What you need to do:
What is the number of lines containing the string "grid"? Answer with the number only.

* START Data for processing *

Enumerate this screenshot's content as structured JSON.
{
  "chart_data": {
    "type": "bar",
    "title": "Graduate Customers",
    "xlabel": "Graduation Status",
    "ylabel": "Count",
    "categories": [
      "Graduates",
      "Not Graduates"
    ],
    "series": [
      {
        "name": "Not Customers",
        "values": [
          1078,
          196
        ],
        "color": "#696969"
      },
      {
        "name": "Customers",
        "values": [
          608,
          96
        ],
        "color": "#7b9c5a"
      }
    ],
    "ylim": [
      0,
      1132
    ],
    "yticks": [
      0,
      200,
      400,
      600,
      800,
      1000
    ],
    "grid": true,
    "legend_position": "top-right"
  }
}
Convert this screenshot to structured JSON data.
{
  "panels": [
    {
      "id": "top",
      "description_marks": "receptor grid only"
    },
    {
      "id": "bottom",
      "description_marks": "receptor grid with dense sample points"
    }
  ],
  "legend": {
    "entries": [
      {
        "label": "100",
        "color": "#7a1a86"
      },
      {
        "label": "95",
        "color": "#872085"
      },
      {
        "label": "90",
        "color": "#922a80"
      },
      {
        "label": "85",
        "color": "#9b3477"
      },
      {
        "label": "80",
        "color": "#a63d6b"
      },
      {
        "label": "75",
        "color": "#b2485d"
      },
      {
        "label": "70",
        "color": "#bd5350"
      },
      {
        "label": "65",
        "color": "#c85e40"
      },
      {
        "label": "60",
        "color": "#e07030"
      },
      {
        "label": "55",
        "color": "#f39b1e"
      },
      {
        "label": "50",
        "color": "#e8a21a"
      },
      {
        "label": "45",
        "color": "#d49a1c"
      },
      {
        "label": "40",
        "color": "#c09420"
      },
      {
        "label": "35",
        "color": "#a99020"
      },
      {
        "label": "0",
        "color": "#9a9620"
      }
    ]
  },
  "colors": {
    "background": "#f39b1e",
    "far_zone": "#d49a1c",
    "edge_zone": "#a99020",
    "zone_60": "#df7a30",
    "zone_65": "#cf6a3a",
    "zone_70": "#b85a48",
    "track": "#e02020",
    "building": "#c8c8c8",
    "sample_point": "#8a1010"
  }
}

* END Data for processing *

Solution for this exercise:
3